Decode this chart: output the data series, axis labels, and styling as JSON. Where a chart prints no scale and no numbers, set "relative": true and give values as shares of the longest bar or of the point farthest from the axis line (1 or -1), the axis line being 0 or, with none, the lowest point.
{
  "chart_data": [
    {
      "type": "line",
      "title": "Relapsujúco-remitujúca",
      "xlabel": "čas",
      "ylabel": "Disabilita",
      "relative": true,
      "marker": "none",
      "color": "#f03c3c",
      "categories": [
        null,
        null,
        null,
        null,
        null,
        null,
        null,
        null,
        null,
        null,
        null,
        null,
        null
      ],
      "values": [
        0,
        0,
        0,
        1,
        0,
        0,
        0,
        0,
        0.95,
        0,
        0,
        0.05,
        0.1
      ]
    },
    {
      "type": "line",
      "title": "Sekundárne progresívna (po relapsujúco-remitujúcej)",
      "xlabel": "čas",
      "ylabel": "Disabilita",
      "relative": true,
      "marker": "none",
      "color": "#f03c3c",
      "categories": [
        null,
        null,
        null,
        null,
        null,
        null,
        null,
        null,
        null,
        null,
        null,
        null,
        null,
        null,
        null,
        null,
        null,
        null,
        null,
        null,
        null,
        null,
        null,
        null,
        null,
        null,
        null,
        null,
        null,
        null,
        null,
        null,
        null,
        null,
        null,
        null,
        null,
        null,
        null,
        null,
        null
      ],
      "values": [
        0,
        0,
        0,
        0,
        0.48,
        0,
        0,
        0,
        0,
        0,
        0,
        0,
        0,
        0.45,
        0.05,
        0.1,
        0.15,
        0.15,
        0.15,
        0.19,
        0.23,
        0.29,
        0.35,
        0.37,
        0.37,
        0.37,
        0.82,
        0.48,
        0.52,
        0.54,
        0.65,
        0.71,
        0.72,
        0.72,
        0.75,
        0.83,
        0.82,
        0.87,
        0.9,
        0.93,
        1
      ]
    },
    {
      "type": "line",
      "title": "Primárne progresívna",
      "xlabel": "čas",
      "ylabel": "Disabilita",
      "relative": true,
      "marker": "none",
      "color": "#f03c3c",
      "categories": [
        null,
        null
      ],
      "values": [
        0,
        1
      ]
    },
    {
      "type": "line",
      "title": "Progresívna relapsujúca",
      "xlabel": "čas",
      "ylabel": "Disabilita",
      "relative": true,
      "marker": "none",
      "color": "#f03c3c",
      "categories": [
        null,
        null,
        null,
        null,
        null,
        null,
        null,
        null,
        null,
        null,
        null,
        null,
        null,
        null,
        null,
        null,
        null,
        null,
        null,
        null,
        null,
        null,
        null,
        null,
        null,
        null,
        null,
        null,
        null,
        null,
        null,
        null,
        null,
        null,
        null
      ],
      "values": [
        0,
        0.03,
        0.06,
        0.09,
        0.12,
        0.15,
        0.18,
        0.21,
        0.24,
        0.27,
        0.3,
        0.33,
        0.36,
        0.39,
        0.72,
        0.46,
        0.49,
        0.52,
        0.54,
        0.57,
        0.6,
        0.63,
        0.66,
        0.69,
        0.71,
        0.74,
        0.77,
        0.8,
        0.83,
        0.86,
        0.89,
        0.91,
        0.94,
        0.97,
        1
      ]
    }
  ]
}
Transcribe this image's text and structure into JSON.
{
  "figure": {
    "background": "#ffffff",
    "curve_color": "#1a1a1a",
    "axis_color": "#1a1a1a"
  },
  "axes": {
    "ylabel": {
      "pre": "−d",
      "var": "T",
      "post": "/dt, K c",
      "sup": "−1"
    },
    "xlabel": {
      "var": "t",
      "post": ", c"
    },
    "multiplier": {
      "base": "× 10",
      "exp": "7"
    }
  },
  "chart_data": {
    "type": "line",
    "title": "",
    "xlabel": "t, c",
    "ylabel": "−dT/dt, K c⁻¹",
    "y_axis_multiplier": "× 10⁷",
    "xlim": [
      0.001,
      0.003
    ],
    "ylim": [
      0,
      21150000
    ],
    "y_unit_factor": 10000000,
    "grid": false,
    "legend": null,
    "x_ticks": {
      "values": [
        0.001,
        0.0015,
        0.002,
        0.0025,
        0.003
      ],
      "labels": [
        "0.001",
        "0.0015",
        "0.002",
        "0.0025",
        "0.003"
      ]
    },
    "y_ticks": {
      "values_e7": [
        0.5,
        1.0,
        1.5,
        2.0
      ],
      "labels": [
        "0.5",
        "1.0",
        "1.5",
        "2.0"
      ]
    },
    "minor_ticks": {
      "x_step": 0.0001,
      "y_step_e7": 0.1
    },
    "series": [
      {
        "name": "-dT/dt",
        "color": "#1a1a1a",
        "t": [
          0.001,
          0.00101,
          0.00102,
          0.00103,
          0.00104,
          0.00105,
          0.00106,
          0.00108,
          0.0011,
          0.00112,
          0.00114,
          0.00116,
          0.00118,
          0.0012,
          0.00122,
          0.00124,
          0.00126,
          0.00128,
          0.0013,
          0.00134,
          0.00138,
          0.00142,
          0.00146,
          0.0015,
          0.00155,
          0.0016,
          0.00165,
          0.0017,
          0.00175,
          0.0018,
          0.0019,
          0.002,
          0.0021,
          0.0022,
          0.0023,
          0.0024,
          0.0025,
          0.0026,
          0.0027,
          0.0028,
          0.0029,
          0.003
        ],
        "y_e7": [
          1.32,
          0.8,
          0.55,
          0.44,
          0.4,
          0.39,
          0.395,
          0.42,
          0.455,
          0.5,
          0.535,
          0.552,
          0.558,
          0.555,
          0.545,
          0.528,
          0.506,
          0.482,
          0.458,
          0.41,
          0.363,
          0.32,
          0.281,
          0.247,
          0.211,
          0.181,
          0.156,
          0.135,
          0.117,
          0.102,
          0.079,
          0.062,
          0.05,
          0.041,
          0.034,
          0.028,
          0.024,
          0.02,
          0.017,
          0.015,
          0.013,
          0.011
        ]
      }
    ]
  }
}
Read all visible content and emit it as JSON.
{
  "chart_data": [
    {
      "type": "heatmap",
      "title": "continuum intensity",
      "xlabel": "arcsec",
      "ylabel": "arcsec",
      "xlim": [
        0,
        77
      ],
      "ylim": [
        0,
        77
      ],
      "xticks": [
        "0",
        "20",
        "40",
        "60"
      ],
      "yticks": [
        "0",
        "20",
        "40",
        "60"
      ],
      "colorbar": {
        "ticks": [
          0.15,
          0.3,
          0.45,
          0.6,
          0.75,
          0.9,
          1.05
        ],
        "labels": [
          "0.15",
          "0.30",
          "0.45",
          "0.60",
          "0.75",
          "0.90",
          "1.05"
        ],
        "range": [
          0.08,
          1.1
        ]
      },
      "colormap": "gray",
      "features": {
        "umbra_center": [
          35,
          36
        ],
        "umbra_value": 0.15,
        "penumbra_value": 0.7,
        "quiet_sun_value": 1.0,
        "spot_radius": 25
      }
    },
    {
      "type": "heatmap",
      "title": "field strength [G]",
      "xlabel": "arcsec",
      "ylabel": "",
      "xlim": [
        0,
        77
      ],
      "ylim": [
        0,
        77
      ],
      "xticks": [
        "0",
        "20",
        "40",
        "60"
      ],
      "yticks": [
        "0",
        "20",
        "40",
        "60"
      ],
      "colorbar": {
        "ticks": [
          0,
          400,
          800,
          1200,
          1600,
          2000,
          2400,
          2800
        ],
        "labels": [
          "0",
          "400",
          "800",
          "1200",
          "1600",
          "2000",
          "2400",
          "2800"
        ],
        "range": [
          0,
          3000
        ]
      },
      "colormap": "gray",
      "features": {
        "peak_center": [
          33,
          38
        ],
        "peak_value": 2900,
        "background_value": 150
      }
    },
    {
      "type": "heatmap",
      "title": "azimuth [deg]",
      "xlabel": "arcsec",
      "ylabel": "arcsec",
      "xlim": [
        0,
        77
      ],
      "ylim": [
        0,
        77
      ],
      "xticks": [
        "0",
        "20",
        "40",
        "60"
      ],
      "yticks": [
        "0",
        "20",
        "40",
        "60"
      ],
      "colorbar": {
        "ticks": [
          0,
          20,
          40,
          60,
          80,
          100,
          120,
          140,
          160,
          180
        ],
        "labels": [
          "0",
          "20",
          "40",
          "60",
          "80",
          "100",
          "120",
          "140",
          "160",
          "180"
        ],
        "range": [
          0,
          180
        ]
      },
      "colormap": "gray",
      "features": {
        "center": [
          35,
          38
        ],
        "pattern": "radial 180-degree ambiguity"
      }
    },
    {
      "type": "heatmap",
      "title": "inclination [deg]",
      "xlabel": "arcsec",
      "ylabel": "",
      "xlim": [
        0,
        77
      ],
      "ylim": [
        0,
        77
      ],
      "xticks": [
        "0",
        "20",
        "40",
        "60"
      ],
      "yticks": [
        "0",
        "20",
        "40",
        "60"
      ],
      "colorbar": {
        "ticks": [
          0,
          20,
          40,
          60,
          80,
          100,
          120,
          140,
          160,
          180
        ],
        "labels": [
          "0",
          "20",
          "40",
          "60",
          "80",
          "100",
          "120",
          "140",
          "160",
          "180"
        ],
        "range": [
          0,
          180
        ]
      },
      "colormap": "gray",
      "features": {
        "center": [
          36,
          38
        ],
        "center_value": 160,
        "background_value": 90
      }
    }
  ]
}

--------

- **Instructions for the task**
Pick out all lines containing the string "series".

- **Answer to the task**
Decode this chart: output the data series, axis labels, and styling as JSON. Where a chart prints no scale and no numbers, set "relative": true and give values as shares of the longest bar or of the point farthest from the axis line (1 or -1), the axis line being 0 or, with none, the lowest point.
    "series": [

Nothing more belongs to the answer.